◆ Written exercise: Scan the records for the string "PDFs"; copy each line where it occurs.

◆ Saved data entries:

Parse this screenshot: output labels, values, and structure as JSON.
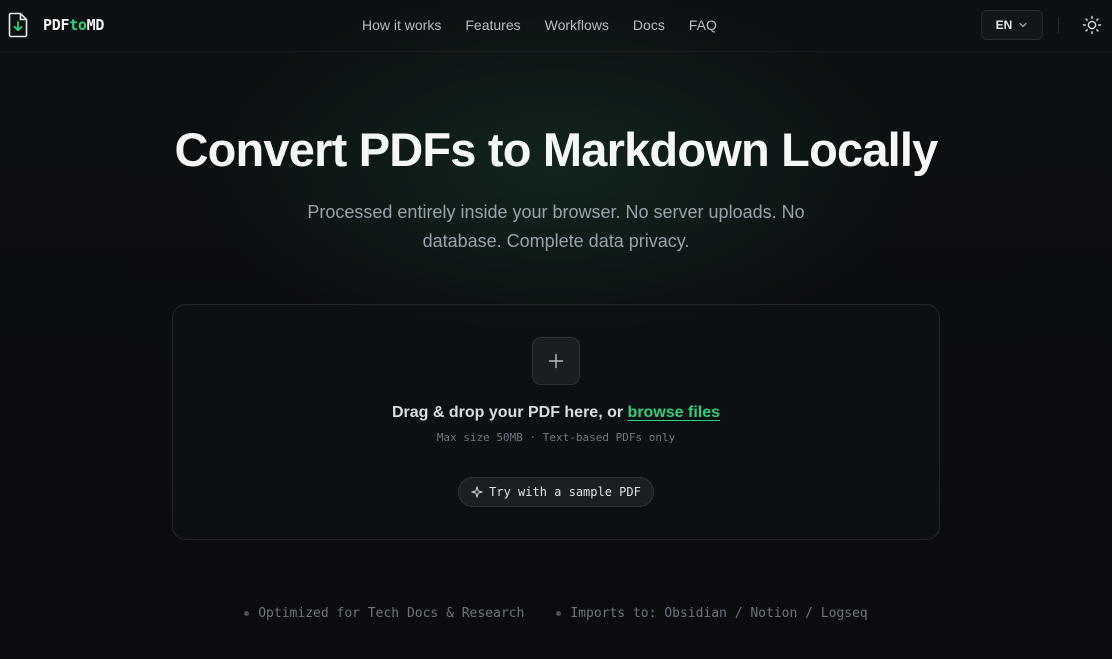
{
  "brand": {
    "prefix": "PDF",
    "accent": "to",
    "suffix": "MD",
    "accent_color": "#2ecf7f"
  },
  "nav": {
    "items": [
      {
        "label": "How it works"
      },
      {
        "label": "Features"
      },
      {
        "label": "Workflows"
      },
      {
        "label": "Docs"
      },
      {
        "label": "FAQ"
      }
    ]
  },
  "header": {
    "language": "EN",
    "language_icon": "chevron-down-icon",
    "theme_icon": "sun-icon"
  },
  "hero": {
    "title": "Convert PDFs to Markdown Locally",
    "subtitle": "Processed entirely inside your browser. No server uploads. No database. Complete data privacy."
  },
  "dropzone": {
    "add_icon": "plus-icon",
    "prompt": "Drag & drop your PDF here, or ",
    "browse_label": "browse files",
    "limits": "Max size 50MB · Text-based PDFs only",
    "sample_label": "Try with a sample PDF",
    "sample_icon": "sparkle-icon"
  },
  "features": [
    {
      "text": "Optimized for Tech Docs & Research"
    },
    {
      "text": "Imports to: Obsidian / Notion / Logseq"
    }
  ]
}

◆ Response below:
    "title": "Convert PDFs to Markdown Locally",
    "limits": "Max size 50MB · Text-based PDFs only",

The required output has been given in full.